▽

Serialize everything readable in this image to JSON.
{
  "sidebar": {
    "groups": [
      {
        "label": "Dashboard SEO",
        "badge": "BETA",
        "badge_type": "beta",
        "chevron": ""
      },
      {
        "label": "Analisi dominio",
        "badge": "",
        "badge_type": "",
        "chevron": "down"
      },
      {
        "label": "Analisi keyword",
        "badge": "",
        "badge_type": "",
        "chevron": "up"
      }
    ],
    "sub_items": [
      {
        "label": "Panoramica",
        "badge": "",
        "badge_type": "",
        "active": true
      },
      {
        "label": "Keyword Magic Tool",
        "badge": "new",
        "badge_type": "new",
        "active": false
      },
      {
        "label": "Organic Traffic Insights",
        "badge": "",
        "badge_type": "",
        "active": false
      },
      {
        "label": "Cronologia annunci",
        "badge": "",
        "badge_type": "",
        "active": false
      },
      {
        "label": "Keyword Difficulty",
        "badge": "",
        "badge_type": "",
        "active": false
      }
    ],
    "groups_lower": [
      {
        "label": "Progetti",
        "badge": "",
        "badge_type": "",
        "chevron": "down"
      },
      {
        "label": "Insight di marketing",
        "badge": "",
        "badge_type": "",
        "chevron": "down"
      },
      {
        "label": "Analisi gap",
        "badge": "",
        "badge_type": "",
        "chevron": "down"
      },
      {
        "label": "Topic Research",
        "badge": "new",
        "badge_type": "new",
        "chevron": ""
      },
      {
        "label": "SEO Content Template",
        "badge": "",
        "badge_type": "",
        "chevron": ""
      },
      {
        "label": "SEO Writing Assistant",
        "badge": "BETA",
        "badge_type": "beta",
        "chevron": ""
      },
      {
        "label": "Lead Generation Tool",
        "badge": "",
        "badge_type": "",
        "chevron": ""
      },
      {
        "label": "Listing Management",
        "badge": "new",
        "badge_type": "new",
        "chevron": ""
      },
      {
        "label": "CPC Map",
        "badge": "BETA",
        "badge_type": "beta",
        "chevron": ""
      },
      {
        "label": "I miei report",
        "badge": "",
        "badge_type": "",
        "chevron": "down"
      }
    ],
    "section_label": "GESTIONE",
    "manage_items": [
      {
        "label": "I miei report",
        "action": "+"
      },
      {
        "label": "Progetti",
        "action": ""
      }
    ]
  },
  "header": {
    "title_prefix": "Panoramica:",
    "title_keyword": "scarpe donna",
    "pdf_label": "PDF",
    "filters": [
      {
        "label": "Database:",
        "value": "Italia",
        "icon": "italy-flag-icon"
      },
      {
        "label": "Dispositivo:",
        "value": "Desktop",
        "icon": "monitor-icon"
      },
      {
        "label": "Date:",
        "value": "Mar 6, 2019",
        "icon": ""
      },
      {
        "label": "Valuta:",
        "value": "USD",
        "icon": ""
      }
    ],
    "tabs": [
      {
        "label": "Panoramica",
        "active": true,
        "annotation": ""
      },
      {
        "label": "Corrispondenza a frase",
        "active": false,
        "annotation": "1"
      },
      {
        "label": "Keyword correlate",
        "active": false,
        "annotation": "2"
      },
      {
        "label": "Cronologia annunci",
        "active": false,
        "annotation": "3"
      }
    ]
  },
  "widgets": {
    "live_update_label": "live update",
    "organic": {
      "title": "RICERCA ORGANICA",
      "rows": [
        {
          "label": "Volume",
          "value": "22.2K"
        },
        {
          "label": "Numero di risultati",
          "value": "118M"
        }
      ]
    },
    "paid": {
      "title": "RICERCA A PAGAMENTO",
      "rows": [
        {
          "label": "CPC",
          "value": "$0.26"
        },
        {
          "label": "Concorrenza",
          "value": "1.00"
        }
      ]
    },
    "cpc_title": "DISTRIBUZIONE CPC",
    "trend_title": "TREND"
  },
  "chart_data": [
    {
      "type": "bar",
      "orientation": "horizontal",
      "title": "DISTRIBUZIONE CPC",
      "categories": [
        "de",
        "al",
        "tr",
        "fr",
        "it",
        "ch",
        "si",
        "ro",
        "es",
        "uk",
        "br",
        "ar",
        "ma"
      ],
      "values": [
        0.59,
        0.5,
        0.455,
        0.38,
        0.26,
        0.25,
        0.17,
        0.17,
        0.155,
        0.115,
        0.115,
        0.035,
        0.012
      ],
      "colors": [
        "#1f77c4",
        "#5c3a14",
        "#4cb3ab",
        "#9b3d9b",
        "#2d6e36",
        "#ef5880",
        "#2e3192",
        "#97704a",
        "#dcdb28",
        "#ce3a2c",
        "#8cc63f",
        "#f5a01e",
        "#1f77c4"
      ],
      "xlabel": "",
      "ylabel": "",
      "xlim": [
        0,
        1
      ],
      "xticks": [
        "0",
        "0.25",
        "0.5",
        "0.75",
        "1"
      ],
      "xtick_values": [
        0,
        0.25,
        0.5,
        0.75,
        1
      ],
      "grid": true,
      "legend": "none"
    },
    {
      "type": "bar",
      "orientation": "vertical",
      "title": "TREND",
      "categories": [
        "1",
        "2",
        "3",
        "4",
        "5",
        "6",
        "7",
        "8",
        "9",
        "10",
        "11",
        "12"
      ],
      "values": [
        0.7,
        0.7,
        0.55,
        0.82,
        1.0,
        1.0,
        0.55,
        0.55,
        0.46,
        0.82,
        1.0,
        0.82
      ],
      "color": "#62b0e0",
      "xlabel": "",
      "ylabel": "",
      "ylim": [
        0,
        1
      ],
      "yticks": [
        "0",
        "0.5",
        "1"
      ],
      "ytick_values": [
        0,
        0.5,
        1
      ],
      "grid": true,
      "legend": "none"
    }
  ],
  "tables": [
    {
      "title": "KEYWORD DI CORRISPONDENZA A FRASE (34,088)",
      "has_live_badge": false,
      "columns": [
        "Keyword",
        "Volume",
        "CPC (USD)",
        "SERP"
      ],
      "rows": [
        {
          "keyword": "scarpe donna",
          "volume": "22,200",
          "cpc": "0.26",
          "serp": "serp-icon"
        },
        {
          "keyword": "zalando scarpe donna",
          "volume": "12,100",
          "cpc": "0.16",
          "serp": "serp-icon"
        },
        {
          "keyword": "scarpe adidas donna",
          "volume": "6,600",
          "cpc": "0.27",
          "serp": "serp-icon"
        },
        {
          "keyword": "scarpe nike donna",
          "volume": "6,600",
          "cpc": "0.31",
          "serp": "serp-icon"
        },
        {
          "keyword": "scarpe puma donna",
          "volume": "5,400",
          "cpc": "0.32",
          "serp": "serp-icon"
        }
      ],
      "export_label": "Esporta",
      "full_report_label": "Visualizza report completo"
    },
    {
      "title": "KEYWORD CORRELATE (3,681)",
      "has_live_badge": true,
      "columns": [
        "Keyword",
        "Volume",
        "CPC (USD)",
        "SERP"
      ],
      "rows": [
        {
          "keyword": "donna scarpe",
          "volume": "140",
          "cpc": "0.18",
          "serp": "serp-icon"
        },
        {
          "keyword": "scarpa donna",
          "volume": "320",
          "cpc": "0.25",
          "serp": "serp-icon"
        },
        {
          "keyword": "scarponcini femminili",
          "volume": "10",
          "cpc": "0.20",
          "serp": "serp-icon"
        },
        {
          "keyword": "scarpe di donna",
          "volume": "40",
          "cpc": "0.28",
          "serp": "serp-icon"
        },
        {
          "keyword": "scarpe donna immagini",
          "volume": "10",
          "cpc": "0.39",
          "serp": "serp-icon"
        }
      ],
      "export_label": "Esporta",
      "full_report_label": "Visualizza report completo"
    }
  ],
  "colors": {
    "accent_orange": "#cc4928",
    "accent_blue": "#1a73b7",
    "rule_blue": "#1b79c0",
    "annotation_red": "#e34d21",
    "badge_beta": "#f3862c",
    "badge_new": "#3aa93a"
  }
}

△

DESCRIPTION OF THE TASK:
Retype the listing. Match it exactly.

COMPLETE OUTPUT:
Serialize everything readable in this image to JSON.
{
  "sidebar": {
    "groups": [
      {
        "label": "Dashboard SEO",
        "badge": "BETA",
        "badge_type": "beta",
        "chevron": ""
      },
      {
        "label": "Analisi dominio",
        "badge": "",
        "badge_type": "",
        "chevron": "down"
      },
      {
        "label": "Analisi keyword",
        "badge": "",
        "badge_type": "",
        "chevron": "up"
      }
    ],
    "sub_items": [
      {
        "label": "Panoramica",
        "badge": "",
        "badge_type": "",
        "active": true
      },
      {
        "label": "Keyword Magic Tool",
        "badge": "new",
        "badge_type": "new",
        "active": false
      },
      {
        "label": "Organic Traffic Insights",
        "badge": "",
        "badge_type": "",
        "active": false
      },
      {
        "label": "Cronologia annunci",
        "badge": "",
        "badge_type": "",
        "active": false
      },
      {
        "label": "Keyword Difficulty",
        "badge": "",
        "badge_type": "",
        "active": false
      }
    ],
    "groups_lower": [
      {
        "label": "Progetti",
        "badge": "",
        "badge_type": "",
        "chevron": "down"
      },
      {
        "label": "Insight di marketing",
        "badge": "",
        "badge_type": "",
        "chevron": "down"
      },
      {
        "label": "Analisi gap",
        "badge": "",
        "badge_type": "",
        "chevron": "down"
      },
      {
        "label": "Topic Research",
        "badge": "new",
        "badge_type": "new",
        "chevron": ""
      },
      {
        "label": "SEO Content Template",
        "badge": "",
        "badge_type": "",
        "chevron": ""
      },
      {
        "label": "SEO Writing Assistant",
        "badge": "BETA",
        "badge_type": "beta",
        "chevron": ""
      },
      {
        "label": "Lead Generation Tool",
        "badge": "",
        "badge_type": "",
        "chevron": ""
      },
      {
        "label": "Listing Management",
        "badge": "new",
        "badge_type": "new",
        "chevron": ""
      },
      {
        "label": "CPC Map",
        "badge": "BETA",
        "badge_type": "beta",
        "chevron": ""
      },
      {
        "label": "I miei report",
        "badge": "",
        "badge_type": "",
        "chevron": "down"
      }
    ],
    "section_label": "GESTIONE",
    "manage_items": [
      {
        "label": "I miei report",
        "action": "+"
      },
      {
        "label": "Progetti",
        "action": ""
      }
    ]
  },
  "header": {
    "title_prefix": "Panoramica:",
    "title_keyword": "scarpe donna",
    "pdf_label": "PDF",
    "filters": [
      {
        "label": "Database:",
        "value": "Italia",
        "icon": "italy-flag-icon"
      },
      {
        "label": "Dispositivo:",
        "value": "Desktop",
        "icon": "monitor-icon"
      },
      {
        "label": "Date:",
        "value": "Mar 6, 2019",
        "icon": ""
      },
      {
        "label": "Valuta:",
        "value": "USD",
        "icon": ""
      }
    ],
    "tabs": [
      {
        "label": "Panoramica",
        "active": true,
        "annotation": ""
      },
      {
        "label": "Corrispondenza a frase",
        "active": false,
        "annotation": "1"
      },
      {
        "label": "Keyword correlate",
        "active": false,
        "annotation": "2"
      },
      {
        "label": "Cronologia annunci",
        "active": false,
        "annotation": "3"
      }
    ]
  },
  "widgets": {
    "live_update_label": "live update",
    "organic": {
      "title": "RICERCA ORGANICA",
      "rows": [
        {
          "label": "Volume",
          "value": "22.2K"
        },
        {
          "label": "Numero di risultati",
          "value": "118M"
        }
      ]
    },
    "paid": {
      "title": "RICERCA A PAGAMENTO",
      "rows": [
        {
          "label": "CPC",
          "value": "$0.26"
        },
        {
          "label": "Concorrenza",
          "value": "1.00"
        }
      ]
    },
    "cpc_title": "DISTRIBUZIONE CPC",
    "trend_title": "TREND"
  },
  "chart_data": [
    {
      "type": "bar",
      "orientation": "horizontal",
      "title": "DISTRIBUZIONE CPC",
      "categories": [
        "de",
        "al",
        "tr",
        "fr",
        "it",
        "ch",
        "si",
        "ro",
        "es",
        "uk",
        "br",
        "ar",
        "ma"
      ],
      "values": [
        0.59,
        0.5,
        0.455,
        0.38,
        0.26,
        0.25,
        0.17,
        0.17,
        0.155,
        0.115,
        0.115,
        0.035,
        0.012
      ],
      "colors": [
        "#1f77c4",
        "#5c3a14",
        "#4cb3ab",
        "#9b3d9b",
        "#2d6e36",
        "#ef5880",
        "#2e3192",
        "#97704a",
        "#dcdb28",
        "#ce3a2c",
        "#8cc63f",
        "#f5a01e",
        "#1f77c4"
      ],
      "xlabel": "",
      "ylabel": "",
      "xlim": [
        0,
        1
      ],
      "xticks": [
        "0",
        "0.25",
        "0.5",
        "0.75",
        "1"
      ],
      "xtick_values": [
        0,
        0.25,
        0.5,
        0.75,
        1
      ],
      "grid": true,
      "legend": "none"
    },
    {
      "type": "bar",
      "orientation": "vertical",
      "title": "TREND",
      "categories": [
        "1",
        "2",
        "3",
        "4",
        "5",
        "6",
        "7",
        "8",
        "9",
        "10",
        "11",
        "12"
      ],
      "values": [
        0.7,
        0.7,
        0.55,
        0.82,
        1.0,
        1.0,
        0.55,
        0.55,
        0.46,
        0.82,
        1.0,
        0.82
      ],
      "color": "#62b0e0",
      "xlabel": "",
      "ylabel": "",
      "ylim": [
        0,
        1
      ],
      "yticks": [
        "0",
        "0.5",
        "1"
      ],
      "ytick_values": [
        0,
        0.5,
        1
      ],
      "grid": true,
      "legend": "none"
    }
  ],
  "tables": [
    {
      "title": "KEYWORD DI CORRISPONDENZA A FRASE (34,088)",
      "has_live_badge": false,
      "columns": [
        "Keyword",
        "Volume",
        "CPC (USD)",
        "SERP"
      ],
      "rows": [
        {
          "keyword": "scarpe donna",
          "volume": "22,200",
          "cpc": "0.26",
          "serp": "serp-icon"
        },
        {
          "keyword": "zalando scarpe donna",
          "volume": "12,100",
          "cpc": "0.16",
          "serp": "serp-icon"
        },
        {
          "keyword": "scarpe adidas donna",
          "volume": "6,600",
          "cpc": "0.27",
          "serp": "serp-icon"
        },
        {
          "keyword": "scarpe nike donna",
          "volume": "6,600",
          "cpc": "0.31",
          "serp": "serp-icon"
        },
        {
          "keyword": "scarpe puma donna",
          "volume": "5,400",
          "cpc": "0.32",
          "serp": "serp-icon"
        }
      ],
      "export_label": "Esporta",
      "full_report_label": "Visualizza report completo"
    },
    {
      "title": "KEYWORD CORRELATE (3,681)",
      "has_live_badge": true,
      "columns": [
        "Keyword",
        "Volume",
        "CPC (USD)",
        "SERP"
      ],
      "rows": [
        {
          "keyword": "donna scarpe",
          "volume": "140",
          "cpc": "0.18",
          "serp": "serp-icon"
        },
        {
          "keyword": "scarpa donna",
          "volume": "320",
          "cpc": "0.25",
          "serp": "serp-icon"
        },
        {
          "keyword": "scarponcini femminili",
          "volume": "10",
          "cpc": "0.20",
          "serp": "serp-icon"
        },
        {
          "keyword": "scarpe di donna",
          "volume": "40",
          "cpc": "0.28",
          "serp": "serp-icon"
        },
        {
          "keyword": "scarpe donna immagini",
          "volume": "10",
          "cpc": "0.39",
          "serp": "serp-icon"
        }
      ],
      "export_label": "Esporta",
      "full_report_label": "Visualizza report completo"
    }
  ],
  "colors": {
    "accent_orange": "#cc4928",
    "accent_blue": "#1a73b7",
    "rule_blue": "#1b79c0",
    "annotation_red": "#e34d21",
    "badge_beta": "#f3862c",
    "badge_new": "#3aa93a"
  }
}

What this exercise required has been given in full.